━━ PROVIDED INFORMATION ━━
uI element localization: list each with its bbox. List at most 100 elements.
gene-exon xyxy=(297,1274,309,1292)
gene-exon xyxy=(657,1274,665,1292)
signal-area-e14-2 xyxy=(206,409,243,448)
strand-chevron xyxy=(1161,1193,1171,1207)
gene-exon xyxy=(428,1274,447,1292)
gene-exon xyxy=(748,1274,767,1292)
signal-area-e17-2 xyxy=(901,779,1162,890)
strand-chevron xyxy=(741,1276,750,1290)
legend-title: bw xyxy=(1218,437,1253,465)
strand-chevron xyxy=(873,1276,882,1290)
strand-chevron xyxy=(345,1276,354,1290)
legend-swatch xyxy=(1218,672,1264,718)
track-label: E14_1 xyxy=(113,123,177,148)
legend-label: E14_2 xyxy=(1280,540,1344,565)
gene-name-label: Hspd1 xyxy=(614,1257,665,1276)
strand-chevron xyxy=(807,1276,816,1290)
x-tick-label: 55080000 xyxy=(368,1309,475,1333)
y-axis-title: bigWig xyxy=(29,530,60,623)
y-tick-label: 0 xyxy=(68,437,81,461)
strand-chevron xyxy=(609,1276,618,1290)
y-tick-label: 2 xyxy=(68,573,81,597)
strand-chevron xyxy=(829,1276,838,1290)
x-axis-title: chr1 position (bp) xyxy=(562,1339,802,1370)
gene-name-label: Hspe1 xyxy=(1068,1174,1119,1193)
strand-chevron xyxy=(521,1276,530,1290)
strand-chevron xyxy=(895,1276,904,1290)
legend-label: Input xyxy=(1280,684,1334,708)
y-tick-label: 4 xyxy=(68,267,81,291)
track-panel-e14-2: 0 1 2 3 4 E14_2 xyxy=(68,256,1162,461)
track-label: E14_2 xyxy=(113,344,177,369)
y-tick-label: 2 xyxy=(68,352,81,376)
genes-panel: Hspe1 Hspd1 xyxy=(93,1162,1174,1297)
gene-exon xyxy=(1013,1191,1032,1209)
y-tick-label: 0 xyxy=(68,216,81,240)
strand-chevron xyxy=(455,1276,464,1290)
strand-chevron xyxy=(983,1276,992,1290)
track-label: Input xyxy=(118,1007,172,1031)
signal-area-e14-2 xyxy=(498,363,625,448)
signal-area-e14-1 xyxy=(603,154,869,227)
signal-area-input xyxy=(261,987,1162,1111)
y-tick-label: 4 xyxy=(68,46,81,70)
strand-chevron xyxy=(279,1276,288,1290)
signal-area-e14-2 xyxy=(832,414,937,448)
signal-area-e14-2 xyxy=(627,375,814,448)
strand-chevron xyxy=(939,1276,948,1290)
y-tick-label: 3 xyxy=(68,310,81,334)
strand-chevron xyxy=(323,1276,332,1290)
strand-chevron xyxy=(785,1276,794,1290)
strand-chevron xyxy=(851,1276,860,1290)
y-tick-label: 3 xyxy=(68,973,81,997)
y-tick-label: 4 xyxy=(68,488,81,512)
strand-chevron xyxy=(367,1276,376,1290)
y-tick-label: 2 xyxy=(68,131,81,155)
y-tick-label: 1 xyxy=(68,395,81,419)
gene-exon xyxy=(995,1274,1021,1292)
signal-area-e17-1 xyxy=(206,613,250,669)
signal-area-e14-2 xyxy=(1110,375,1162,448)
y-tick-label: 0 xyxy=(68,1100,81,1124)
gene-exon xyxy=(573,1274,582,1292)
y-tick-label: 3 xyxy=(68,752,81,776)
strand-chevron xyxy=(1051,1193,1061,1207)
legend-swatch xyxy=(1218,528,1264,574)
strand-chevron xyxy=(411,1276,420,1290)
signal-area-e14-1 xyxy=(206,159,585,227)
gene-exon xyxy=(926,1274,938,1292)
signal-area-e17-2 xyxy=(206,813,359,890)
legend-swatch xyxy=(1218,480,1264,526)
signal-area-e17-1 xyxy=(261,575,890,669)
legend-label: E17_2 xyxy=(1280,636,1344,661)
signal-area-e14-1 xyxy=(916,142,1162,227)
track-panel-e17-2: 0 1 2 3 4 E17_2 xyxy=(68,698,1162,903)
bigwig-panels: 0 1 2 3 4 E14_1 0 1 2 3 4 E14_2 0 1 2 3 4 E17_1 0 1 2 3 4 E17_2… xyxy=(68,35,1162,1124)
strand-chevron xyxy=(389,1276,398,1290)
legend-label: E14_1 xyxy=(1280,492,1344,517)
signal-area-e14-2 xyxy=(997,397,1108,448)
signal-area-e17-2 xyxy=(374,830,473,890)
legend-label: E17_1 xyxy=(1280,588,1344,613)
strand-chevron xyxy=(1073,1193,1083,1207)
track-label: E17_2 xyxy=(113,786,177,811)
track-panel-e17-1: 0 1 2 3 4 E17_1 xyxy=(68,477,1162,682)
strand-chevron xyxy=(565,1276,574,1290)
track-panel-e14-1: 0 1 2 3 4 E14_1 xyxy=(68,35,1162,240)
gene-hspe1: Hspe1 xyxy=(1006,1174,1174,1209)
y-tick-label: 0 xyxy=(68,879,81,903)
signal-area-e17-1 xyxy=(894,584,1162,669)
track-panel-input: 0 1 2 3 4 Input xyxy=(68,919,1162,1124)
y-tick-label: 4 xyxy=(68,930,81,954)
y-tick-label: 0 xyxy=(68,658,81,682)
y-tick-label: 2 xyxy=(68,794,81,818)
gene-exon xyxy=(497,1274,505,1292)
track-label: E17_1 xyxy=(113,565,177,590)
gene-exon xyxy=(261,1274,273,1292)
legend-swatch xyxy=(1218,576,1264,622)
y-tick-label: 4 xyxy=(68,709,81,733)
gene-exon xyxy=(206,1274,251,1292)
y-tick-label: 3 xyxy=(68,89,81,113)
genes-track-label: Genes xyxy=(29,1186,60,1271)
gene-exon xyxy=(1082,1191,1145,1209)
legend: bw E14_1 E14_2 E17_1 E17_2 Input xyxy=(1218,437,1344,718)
━━━
Count every line in the data that contains the word "axis", then give that count and nothing else.

2